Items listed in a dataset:

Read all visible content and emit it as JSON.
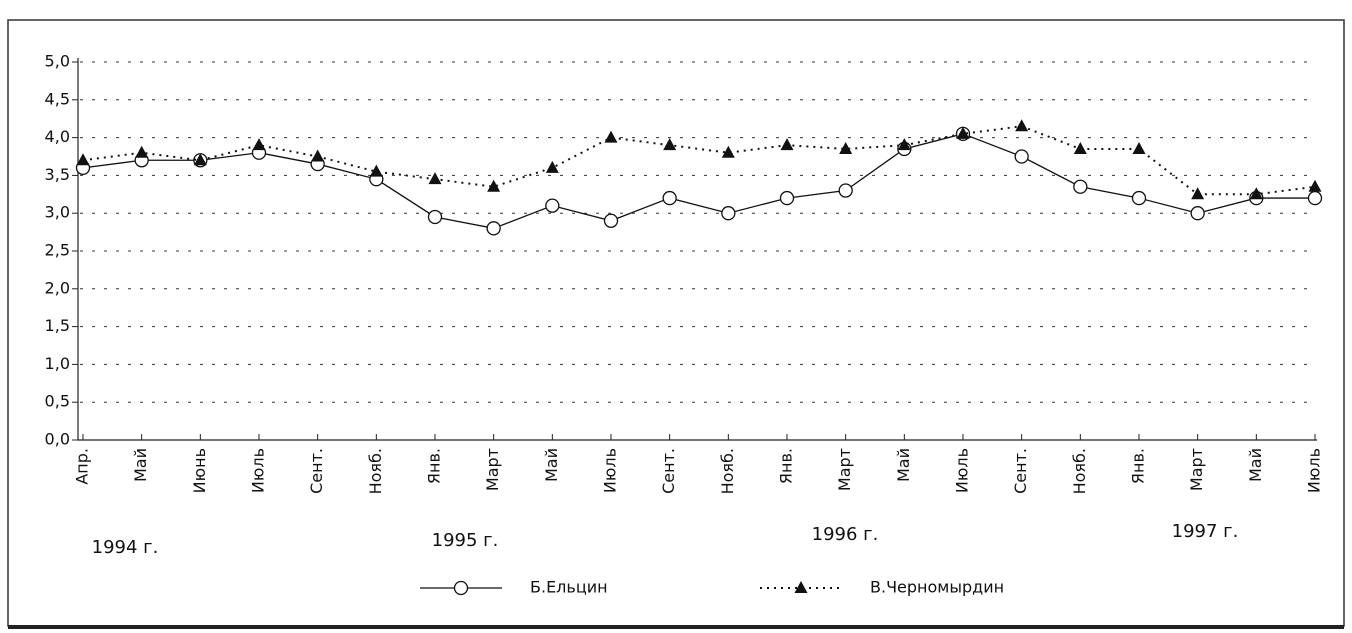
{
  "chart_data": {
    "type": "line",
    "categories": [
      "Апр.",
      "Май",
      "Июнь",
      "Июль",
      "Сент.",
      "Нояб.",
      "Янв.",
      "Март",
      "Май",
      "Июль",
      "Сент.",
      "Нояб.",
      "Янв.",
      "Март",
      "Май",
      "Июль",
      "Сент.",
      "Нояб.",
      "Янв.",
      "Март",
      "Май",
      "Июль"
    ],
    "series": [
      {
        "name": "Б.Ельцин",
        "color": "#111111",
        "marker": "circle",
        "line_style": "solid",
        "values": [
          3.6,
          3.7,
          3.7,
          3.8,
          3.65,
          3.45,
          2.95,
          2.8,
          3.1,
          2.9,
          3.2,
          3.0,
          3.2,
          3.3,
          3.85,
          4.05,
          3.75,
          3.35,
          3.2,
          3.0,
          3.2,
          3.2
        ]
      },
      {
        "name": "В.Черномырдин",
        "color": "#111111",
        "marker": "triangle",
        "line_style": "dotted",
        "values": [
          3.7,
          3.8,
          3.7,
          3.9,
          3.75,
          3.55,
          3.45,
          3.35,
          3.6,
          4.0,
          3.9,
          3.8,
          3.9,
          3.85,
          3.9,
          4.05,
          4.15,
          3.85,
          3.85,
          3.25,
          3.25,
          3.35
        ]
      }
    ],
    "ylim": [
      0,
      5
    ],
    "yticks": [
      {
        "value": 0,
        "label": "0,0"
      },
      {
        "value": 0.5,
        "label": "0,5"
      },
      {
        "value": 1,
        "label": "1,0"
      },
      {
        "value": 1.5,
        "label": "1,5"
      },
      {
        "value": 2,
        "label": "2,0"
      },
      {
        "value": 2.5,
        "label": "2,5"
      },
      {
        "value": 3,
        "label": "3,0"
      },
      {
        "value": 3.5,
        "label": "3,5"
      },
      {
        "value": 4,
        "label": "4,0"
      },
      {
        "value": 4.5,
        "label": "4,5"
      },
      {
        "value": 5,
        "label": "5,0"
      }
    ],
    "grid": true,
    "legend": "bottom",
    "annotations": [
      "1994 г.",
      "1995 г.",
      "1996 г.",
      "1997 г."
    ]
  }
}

Required work ▸
Every entry above is to be set down exactly; the pictures are to be left out.

Exercise output ▸
Read all visible content and emit it as JSON.
{
  "chart_data": {
    "type": "line",
    "categories": [
      "Апр.",
      "Май",
      "Июнь",
      "Июль",
      "Сент.",
      "Нояб.",
      "Янв.",
      "Март",
      "Май",
      "Июль",
      "Сент.",
      "Нояб.",
      "Янв.",
      "Март",
      "Май",
      "Июль",
      "Сент.",
      "Нояб.",
      "Янв.",
      "Март",
      "Май",
      "Июль"
    ],
    "series": [
      {
        "name": "Б.Ельцин",
        "color": "#111111",
        "marker": "circle",
        "line_style": "solid",
        "values": [
          3.6,
          3.7,
          3.7,
          3.8,
          3.65,
          3.45,
          2.95,
          2.8,
          3.1,
          2.9,
          3.2,
          3.0,
          3.2,
          3.3,
          3.85,
          4.05,
          3.75,
          3.35,
          3.2,
          3.0,
          3.2,
          3.2
        ]
      },
      {
        "name": "В.Черномырдин",
        "color": "#111111",
        "marker": "triangle",
        "line_style": "dotted",
        "values": [
          3.7,
          3.8,
          3.7,
          3.9,
          3.75,
          3.55,
          3.45,
          3.35,
          3.6,
          4.0,
          3.9,
          3.8,
          3.9,
          3.85,
          3.9,
          4.05,
          4.15,
          3.85,
          3.85,
          3.25,
          3.25,
          3.35
        ]
      }
    ],
    "ylim": [
      0,
      5
    ],
    "yticks": [
      {
        "value": 0,
        "label": "0,0"
      },
      {
        "value": 0.5,
        "label": "0,5"
      },
      {
        "value": 1,
        "label": "1,0"
      },
      {
        "value": 1.5,
        "label": "1,5"
      },
      {
        "value": 2,
        "label": "2,0"
      },
      {
        "value": 2.5,
        "label": "2,5"
      },
      {
        "value": 3,
        "label": "3,0"
      },
      {
        "value": 3.5,
        "label": "3,5"
      },
      {
        "value": 4,
        "label": "4,0"
      },
      {
        "value": 4.5,
        "label": "4,5"
      },
      {
        "value": 5,
        "label": "5,0"
      }
    ],
    "grid": true,
    "legend": "bottom",
    "annotations": [
      "1994 г.",
      "1995 г.",
      "1996 г.",
      "1997 г."
    ]
  }
}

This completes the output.